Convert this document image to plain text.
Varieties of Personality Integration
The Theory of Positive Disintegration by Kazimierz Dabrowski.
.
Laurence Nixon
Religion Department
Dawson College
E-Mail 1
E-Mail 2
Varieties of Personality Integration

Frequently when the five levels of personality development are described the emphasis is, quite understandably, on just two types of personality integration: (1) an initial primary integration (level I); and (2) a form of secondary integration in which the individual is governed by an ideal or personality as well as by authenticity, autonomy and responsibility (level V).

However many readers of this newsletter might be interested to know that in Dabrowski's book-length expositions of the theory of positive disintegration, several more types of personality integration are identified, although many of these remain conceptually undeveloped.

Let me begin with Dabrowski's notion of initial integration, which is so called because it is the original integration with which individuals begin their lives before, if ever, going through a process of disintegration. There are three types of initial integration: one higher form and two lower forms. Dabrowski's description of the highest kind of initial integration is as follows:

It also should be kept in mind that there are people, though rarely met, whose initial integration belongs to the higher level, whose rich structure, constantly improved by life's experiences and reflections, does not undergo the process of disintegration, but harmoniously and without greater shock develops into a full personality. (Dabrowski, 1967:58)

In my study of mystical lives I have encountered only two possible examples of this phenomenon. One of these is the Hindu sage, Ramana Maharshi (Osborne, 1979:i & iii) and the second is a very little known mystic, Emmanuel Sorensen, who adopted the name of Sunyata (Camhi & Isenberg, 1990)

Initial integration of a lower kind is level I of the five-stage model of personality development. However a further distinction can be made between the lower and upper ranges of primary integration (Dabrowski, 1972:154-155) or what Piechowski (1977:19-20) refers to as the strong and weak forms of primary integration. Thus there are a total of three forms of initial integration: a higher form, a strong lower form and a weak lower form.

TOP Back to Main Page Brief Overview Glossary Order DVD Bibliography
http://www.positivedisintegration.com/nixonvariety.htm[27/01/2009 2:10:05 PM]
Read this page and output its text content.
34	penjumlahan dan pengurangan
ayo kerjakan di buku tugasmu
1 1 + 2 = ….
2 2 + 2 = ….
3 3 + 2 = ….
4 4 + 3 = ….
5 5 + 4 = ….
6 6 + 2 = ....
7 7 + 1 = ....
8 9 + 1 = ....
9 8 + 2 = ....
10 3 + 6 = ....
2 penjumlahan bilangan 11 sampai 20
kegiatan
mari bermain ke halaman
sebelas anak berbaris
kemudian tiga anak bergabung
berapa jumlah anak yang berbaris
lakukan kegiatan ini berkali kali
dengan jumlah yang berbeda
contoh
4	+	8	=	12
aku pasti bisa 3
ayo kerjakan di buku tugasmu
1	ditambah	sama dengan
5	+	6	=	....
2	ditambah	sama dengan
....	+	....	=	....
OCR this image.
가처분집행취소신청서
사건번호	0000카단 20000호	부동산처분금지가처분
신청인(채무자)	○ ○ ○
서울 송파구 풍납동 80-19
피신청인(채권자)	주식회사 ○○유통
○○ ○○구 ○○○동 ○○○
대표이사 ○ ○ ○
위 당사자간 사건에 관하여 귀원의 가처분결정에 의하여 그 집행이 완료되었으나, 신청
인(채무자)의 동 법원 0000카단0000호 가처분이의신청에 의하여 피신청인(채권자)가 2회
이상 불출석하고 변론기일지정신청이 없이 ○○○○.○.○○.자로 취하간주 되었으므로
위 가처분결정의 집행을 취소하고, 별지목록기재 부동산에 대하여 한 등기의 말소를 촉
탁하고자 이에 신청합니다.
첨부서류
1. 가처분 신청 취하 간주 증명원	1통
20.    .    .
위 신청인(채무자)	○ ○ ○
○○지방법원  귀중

Exercise brief:
Which lines in the listing above hold the word "image"? Show each of them.

Full answer:
Convert this document image to plain text.
OCR this image.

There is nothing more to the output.